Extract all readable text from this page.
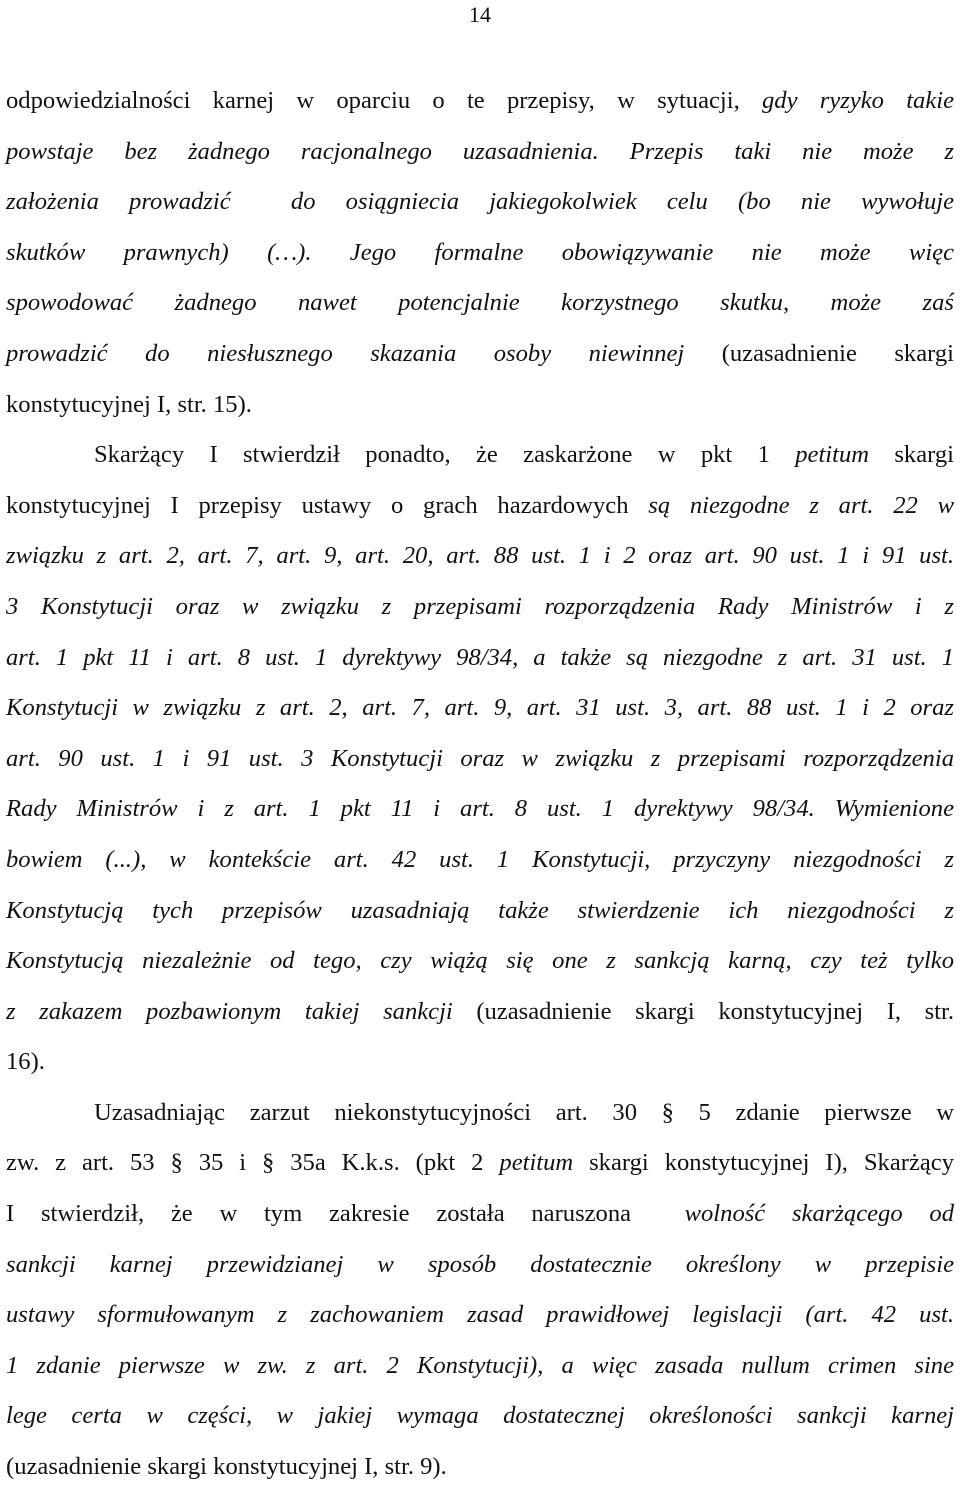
14
odpowiedzialności karnej w oparciu o te przepisy, w sytuacji, gdy ryzyko takie
powstaje bez żadnego racjonalnego uzasadnienia. Przepis taki nie może z
założenia prowadzić  do osiągniecia jakiegokolwiek celu (bo nie wywołuje
skutków prawnych) (…). Jego formalne obowiązywanie nie może więc
spowodować żadnego nawet potencjalnie korzystnego skutku, może zaś
prowadzić do niesłusznego skazania osoby niewinnej (uzasadnienie skargi
konstytucyjnej I, str. 15).
Skarżący I stwierdził ponadto, że zaskarżone w pkt 1 petitum skargi
konstytucyjnej I przepisy ustawy o grach hazardowych są niezgodne z art. 22 w
związku z art. 2, art. 7, art. 9, art. 20, art. 88 ust. 1 i 2 oraz art. 90 ust. 1 i 91 ust.
3 Konstytucji oraz w związku z przepisami rozporządzenia Rady Ministrów i z
art. 1 pkt 11 i art. 8 ust. 1 dyrektywy 98/34, a także są niezgodne z art. 31 ust. 1
Konstytucji w związku z art. 2, art. 7, art. 9, art. 31 ust. 3, art. 88 ust. 1 i 2 oraz
art. 90 ust. 1 i 91 ust. 3 Konstytucji oraz w związku z przepisami rozporządzenia
Rady Ministrów i z art. 1 pkt 11 i art. 8 ust. 1 dyrektywy 98/34. Wymienione
bowiem (...), w kontekście art. 42 ust. 1 Konstytucji, przyczyny niezgodności z
Konstytucją tych przepisów uzasadniają także stwierdzenie ich niezgodności z
Konstytucją niezależnie od tego, czy wiążą się one z sankcją karną, czy też tylko
z zakazem pozbawionym takiej sankcji (uzasadnienie skargi konstytucyjnej I, str.
16).
Uzasadniając zarzut niekonstytucyjności art. 30 § 5 zdanie pierwsze w
zw. z art. 53 § 35 i § 35a K.k.s. (pkt 2 petitum skargi konstytucyjnej I), Skarżący
I stwierdził, że w tym zakresie została naruszona  wolność skarżącego od
sankcji karnej przewidzianej w sposób dostatecznie określony w przepisie
ustawy sformułowanym z zachowaniem zasad prawidłowej legislacji (art. 42 ust.
1 zdanie pierwsze w zw. z art. 2 Konstytucji), a więc zasada nullum crimen sine
lege certa w części, w jakiej wymaga dostatecznej określoności sankcji karnej
(uzasadnienie skargi konstytucyjnej I, str. 9).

******

> _Task brief_: Write out the records above once more, word for word, with no pictures.

> _The result_:
Extract all readable text from this page.
14
odpowiedzialności karnej w oparciu o te przepisy, w sytuacji, gdy ryzyko takie
powstaje bez żadnego racjonalnego uzasadnienia. Przepis taki nie może z
założenia prowadzić  do osiągniecia jakiegokolwiek celu (bo nie wywołuje
skutków prawnych) (…). Jego formalne obowiązywanie nie może więc
spowodować żadnego nawet potencjalnie korzystnego skutku, może zaś
prowadzić do niesłusznego skazania osoby niewinnej (uzasadnienie skargi
konstytucyjnej I, str. 15).
Skarżący I stwierdził ponadto, że zaskarżone w pkt 1 petitum skargi
konstytucyjnej I przepisy ustawy o grach hazardowych są niezgodne z art. 22 w
związku z art. 2, art. 7, art. 9, art. 20, art. 88 ust. 1 i 2 oraz art. 90 ust. 1 i 91 ust.
3 Konstytucji oraz w związku z przepisami rozporządzenia Rady Ministrów i z
art. 1 pkt 11 i art. 8 ust. 1 dyrektywy 98/34, a także są niezgodne z art. 31 ust. 1
Konstytucji w związku z art. 2, art. 7, art. 9, art. 31 ust. 3, art. 88 ust. 1 i 2 oraz
art. 90 ust. 1 i 91 ust. 3 Konstytucji oraz w związku z przepisami rozporządzenia
Rady Ministrów i z art. 1 pkt 11 i art. 8 ust. 1 dyrektywy 98/34. Wymienione
bowiem (...), w kontekście art. 42 ust. 1 Konstytucji, przyczyny niezgodności z
Konstytucją tych przepisów uzasadniają także stwierdzenie ich niezgodności z
Konstytucją niezależnie od tego, czy wiążą się one z sankcją karną, czy też tylko
z zakazem pozbawionym takiej sankcji (uzasadnienie skargi konstytucyjnej I, str.
16).
Uzasadniając zarzut niekonstytucyjności art. 30 § 5 zdanie pierwsze w
zw. z art. 53 § 35 i § 35a K.k.s. (pkt 2 petitum skargi konstytucyjnej I), Skarżący
I stwierdził, że w tym zakresie została naruszona  wolność skarżącego od
sankcji karnej przewidzianej w sposób dostatecznie określony w przepisie
ustawy sformułowanym z zachowaniem zasad prawidłowej legislacji (art. 42 ust.
1 zdanie pierwsze w zw. z art. 2 Konstytucji), a więc zasada nullum crimen sine
lege certa w części, w jakiej wymaga dostatecznej określoności sankcji karnej
(uzasadnienie skargi konstytucyjnej I, str. 9).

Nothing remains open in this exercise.